→ **Problem description**
Please write the listing below out again exactly, leaving every picture behind.

——

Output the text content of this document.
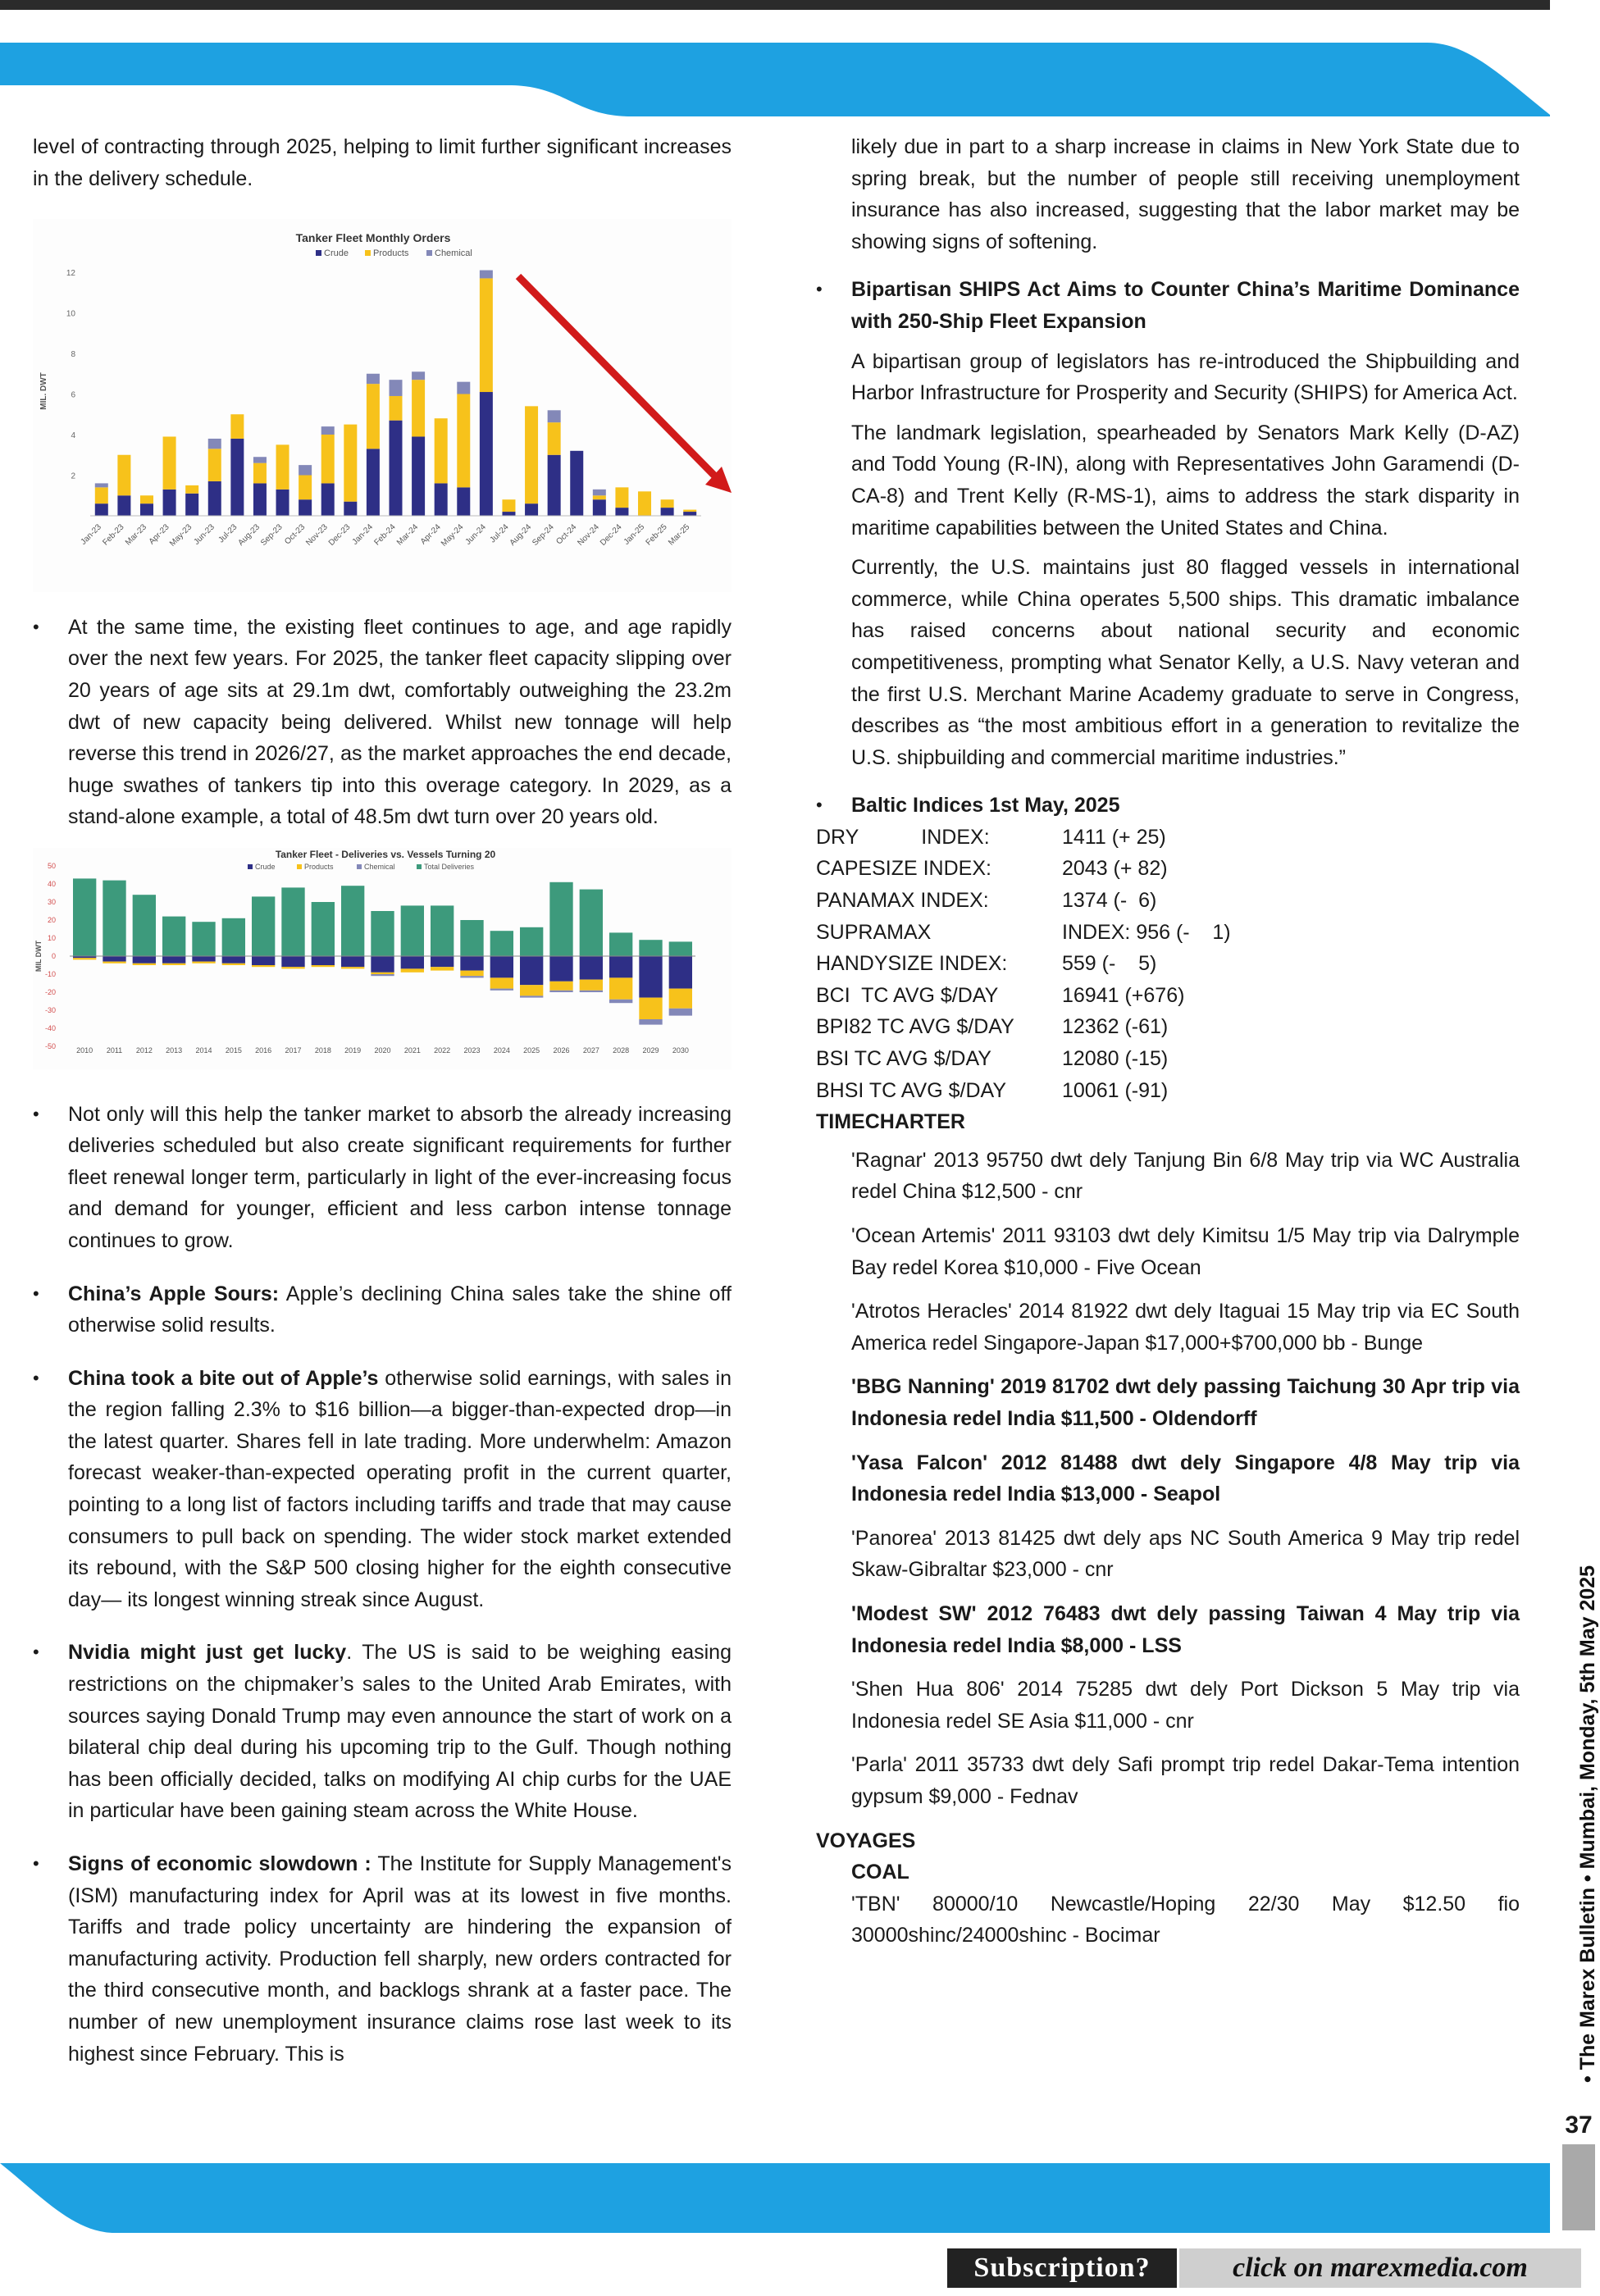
level of contracting through 2025, helping to limit further significant increases in the delivery schedule.

Tanker Fleet Monthly Orders
Crude	Products	Chemical
2
4
6
8
10
12
MIL. DWT
Jan-23
Feb-23
Mar-23
Apr-23
May-23
Jun-23 Jul-23
Aug-23
Sep-23
Oct-23
Nov-23
Dec-23
Jan-24
Feb-24
Mar-24
Apr-24
May-24
Jun-24 Jul-24
Aug-24
Sep-24
Oct-24
Nov-24
Dec-24
Jan-25
Feb-25
Mar-25
•	At the same time, the existing fleet continues to age, and age rapidly over the next few years. For 2025, the tanker fleet capacity slipping over 20 years of age sits at 29.1m dwt, comfortably outweighing the 23.2m dwt of new capacity being delivered. Whilst new tonnage will help reverse this trend in 2026/27, as the market approaches the end decade, huge swathes of tankers tip into this overage category. In 2029, as a stand-alone example, a total of 48.5m dwt turn over 20 years old.
Tanker Fleet - Deliveries vs. Vessels Turning 20
Crude	Products	Chemical	Total Deliveries
50
40
30
20
10
0
-10
-20
-30
-40
-50
MIL DWT
2010 2011 2012 2013 2014 2015 2016 2017 2018 2019 2020 2021 2022 2023 2024 2025 2026 2027 2028 2029 2030
•	Not only will this help the tanker market to absorb the already increasing deliveries scheduled but also create significant requirements for further fleet renewal longer term, particularly in light of the ever-increasing focus and demand for younger, efficient and less carbon intense tonnage continues to grow.
•	China’s Apple Sours: Apple’s declining China sales take the shine off otherwise solid results.
•	China took a bite out of Apple’s otherwise solid earnings, with sales in the region falling 2.3% to $16 billion—a bigger-than-expected drop—in the latest quarter. Shares fell in late trading. More underwhelm: Amazon forecast weaker-than-expected operating profit in the current quarter, pointing to a long list of factors including tariffs and trade that may cause consumers to pull back on spending. The wider stock market extended its rebound, with the S&P 500 closing higher for the eighth consecutive day— its longest winning streak since August.
•	Nvidia might just get lucky. The US is said to be weighing easing restrictions on the chipmaker’s sales to the United Arab Emirates, with sources saying Donald Trump may even announce the start of work on a bilateral chip deal during his upcoming trip to the Gulf. Though nothing has been officially decided, talks on modifying AI chip curbs for the UAE in particular have been gaining steam across the White House.
•	Signs of economic slowdown : The Institute for Supply Management's (ISM) manufacturing index for April was at its lowest in five months. Tariffs and trade policy uncertainty are hindering the expansion of manufacturing activity. Production fell sharply, new orders contracted for the third consecutive month, and backlogs shrank at a faster pace. The number of new unemployment insurance claims rose last week to its highest since February. This is

likely due in part to a sharp increase in claims in New York State due to spring break, but the number of people still receiving unemployment insurance has also increased, suggesting that the labor market may be showing signs of softening.

•	Bipartisan SHIPS Act Aims to Counter China’s Maritime Dominance with 250-Ship Fleet Expansion

A bipartisan group of legislators has re-introduced the Shipbuilding and Harbor Infrastructure for Prosperity and Security (SHIPS) for America Act.

The landmark legislation, spearheaded by Senators Mark Kelly (D-AZ) and Todd Young (R-IN), along with Representatives John Garamendi (D-CA-8) and Trent Kelly (R-MS-1), aims to address the stark disparity in maritime capabilities between the United States and China.

Currently, the U.S. maintains just 80 flagged vessels in international commerce, while China operates 5,500 ships. This dramatic imbalance has raised concerns about national security and economic competitiveness, prompting what Senator Kelly, a U.S. Navy veteran and the first U.S. Merchant Marine Academy graduate to serve in Congress, describes as “the most ambitious effort in a generation to revitalize the U.S. shipbuilding and commercial maritime industries.”

•	Baltic Indices 1st May, 2025
DRY           INDEX:	1411 (+ 25)
CAPESIZE INDEX:	2043 (+ 82)
PANAMAX INDEX:	1374 (-  6)
SUPRAMAX	INDEX: 956 (-    1)
HANDYSIZE INDEX:	559 (-    5)
BCI  TC AVG $/DAY	16941 (+676)
BPI82 TC AVG $/DAY	12362 (-61)
BSI TC AVG $/DAY	12080 (-15)
BHSI TC AVG $/DAY	10061 (-91)
TIMECHARTER
'Ragnar' 2013 95750 dwt dely Tanjung Bin 6/8 May trip via WC Australia redel China $12,500 - cnr
'Ocean Artemis' 2011 93103 dwt dely Kimitsu 1/5 May trip via Dalrymple Bay redel Korea $10,000 - Five Ocean
'Atrotos Heracles' 2014 81922 dwt dely Itaguai 15 May trip via EC South America redel Singapore-Japan $17,000+$700,000 bb - Bunge
'BBG Nanning' 2019 81702 dwt dely passing Taichung 30 Apr trip via Indonesia redel India $11,500 - Oldendorff
'Yasa Falcon' 2012 81488 dwt dely Singapore 4/8 May trip via Indonesia redel India $13,000 - Seapol
'Panorea' 2013 81425 dwt dely aps NC South America 9 May trip redel Skaw-Gibraltar $23,000 - cnr
'Modest SW' 2012 76483 dwt dely passing Taiwan 4 May trip via Indonesia redel India $8,000 - LSS
'Shen Hua 806' 2014 75285 dwt dely Port Dickson 5 May trip via Indonesia redel SE Asia $11,000 - cnr
'Parla' 2011 35733 dwt dely Safi prompt trip redel Dakar-Tema intention gypsum $9,000 - Fednav
VOYAGES
COAL

'TBN' 80000/10 Newcastle/Hoping 22/30 May $12.50 fio 30000shinc/24000shinc - Bocimar	• The Marex Bulletin • Mumbai, Monday, 5th May 2025
37
Subscription?	click on marexmedia.com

——

→ **The answer**
Output the text content of this document.
level of contracting through 2025, helping to limit further significant increases in the delivery schedule.

Tanker Fleet Monthly Orders
Crude	Products	Chemical
2
4
6
8
10
12
MIL. DWT
Jan-23
Feb-23
Mar-23
Apr-23
May-23
Jun-23 Jul-23
Aug-23
Sep-23
Oct-23
Nov-23
Dec-23
Jan-24
Feb-24
Mar-24
Apr-24
May-24
Jun-24 Jul-24
Aug-24
Sep-24
Oct-24
Nov-24
Dec-24
Jan-25
Feb-25
Mar-25
•	At the same time, the existing fleet continues to age, and age rapidly over the next few years. For 2025, the tanker fleet capacity slipping over 20 years of age sits at 29.1m dwt, comfortably outweighing the 23.2m dwt of new capacity being delivered. Whilst new tonnage will help reverse this trend in 2026/27, as the market approaches the end decade, huge swathes of tankers tip into this overage category. In 2029, as a stand-alone example, a total of 48.5m dwt turn over 20 years old.
Tanker Fleet - Deliveries vs. Vessels Turning 20
Crude	Products	Chemical	Total Deliveries
50
40
30
20
10
0
-10
-20
-30
-40
-50
MIL DWT
2010 2011 2012 2013 2014 2015 2016 2017 2018 2019 2020 2021 2022 2023 2024 2025 2026 2027 2028 2029 2030
•	Not only will this help the tanker market to absorb the already increasing deliveries scheduled but also create significant requirements for further fleet renewal longer term, particularly in light of the ever-increasing focus and demand for younger, efficient and less carbon intense tonnage continues to grow.
•	China’s Apple Sours: Apple’s declining China sales take the shine off otherwise solid results.
•	China took a bite out of Apple’s otherwise solid earnings, with sales in the region falling 2.3% to $16 billion—a bigger-than-expected drop—in the latest quarter. Shares fell in late trading. More underwhelm: Amazon forecast weaker-than-expected operating profit in the current quarter, pointing to a long list of factors including tariffs and trade that may cause consumers to pull back on spending. The wider stock market extended its rebound, with the S&P 500 closing higher for the eighth consecutive day— its longest winning streak since August.
•	Nvidia might just get lucky. The US is said to be weighing easing restrictions on the chipmaker’s sales to the United Arab Emirates, with sources saying Donald Trump may even announce the start of work on a bilateral chip deal during his upcoming trip to the Gulf. Though nothing has been officially decided, talks on modifying AI chip curbs for the UAE in particular have been gaining steam across the White House.
•	Signs of economic slowdown : The Institute for Supply Management's (ISM) manufacturing index for April was at its lowest in five months. Tariffs and trade policy uncertainty are hindering the expansion of manufacturing activity. Production fell sharply, new orders contracted for the third consecutive month, and backlogs shrank at a faster pace. The number of new unemployment insurance claims rose last week to its highest since February. This is

likely due in part to a sharp increase in claims in New York State due to spring break, but the number of people still receiving unemployment insurance has also increased, suggesting that the labor market may be showing signs of softening.

•	Bipartisan SHIPS Act Aims to Counter China’s Maritime Dominance with 250-Ship Fleet Expansion

A bipartisan group of legislators has re-introduced the Shipbuilding and Harbor Infrastructure for Prosperity and Security (SHIPS) for America Act.

The landmark legislation, spearheaded by Senators Mark Kelly (D-AZ) and Todd Young (R-IN), along with Representatives John Garamendi (D-CA-8) and Trent Kelly (R-MS-1), aims to address the stark disparity in maritime capabilities between the United States and China.

Currently, the U.S. maintains just 80 flagged vessels in international commerce, while China operates 5,500 ships. This dramatic imbalance has raised concerns about national security and economic competitiveness, prompting what Senator Kelly, a U.S. Navy veteran and the first U.S. Merchant Marine Academy graduate to serve in Congress, describes as “the most ambitious effort in a generation to revitalize the U.S. shipbuilding and commercial maritime industries.”

•	Baltic Indices 1st May, 2025
DRY           INDEX:	1411 (+ 25)
CAPESIZE INDEX:	2043 (+ 82)
PANAMAX INDEX:	1374 (-  6)
SUPRAMAX	INDEX: 956 (-    1)
HANDYSIZE INDEX:	559 (-    5)
BCI  TC AVG $/DAY	16941 (+676)
BPI82 TC AVG $/DAY	12362 (-61)
BSI TC AVG $/DAY	12080 (-15)
BHSI TC AVG $/DAY	10061 (-91)
TIMECHARTER
'Ragnar' 2013 95750 dwt dely Tanjung Bin 6/8 May trip via WC Australia redel China $12,500 - cnr
'Ocean Artemis' 2011 93103 dwt dely Kimitsu 1/5 May trip via Dalrymple Bay redel Korea $10,000 - Five Ocean
'Atrotos Heracles' 2014 81922 dwt dely Itaguai 15 May trip via EC South America redel Singapore-Japan $17,000+$700,000 bb - Bunge
'BBG Nanning' 2019 81702 dwt dely passing Taichung 30 Apr trip via Indonesia redel India $11,500 - Oldendorff
'Yasa Falcon' 2012 81488 dwt dely Singapore 4/8 May trip via Indonesia redel India $13,000 - Seapol
'Panorea' 2013 81425 dwt dely aps NC South America 9 May trip redel Skaw-Gibraltar $23,000 - cnr
'Modest SW' 2012 76483 dwt dely passing Taiwan 4 May trip via Indonesia redel India $8,000 - LSS
'Shen Hua 806' 2014 75285 dwt dely Port Dickson 5 May trip via Indonesia redel SE Asia $11,000 - cnr
'Parla' 2011 35733 dwt dely Safi prompt trip redel Dakar-Tema intention gypsum $9,000 - Fednav
VOYAGES
COAL

'TBN' 80000/10 Newcastle/Hoping 22/30 May $12.50 fio 30000shinc/24000shinc - Bocimar	• The Marex Bulletin • Mumbai, Monday, 5th May 2025
37
Subscription?	click on marexmedia.com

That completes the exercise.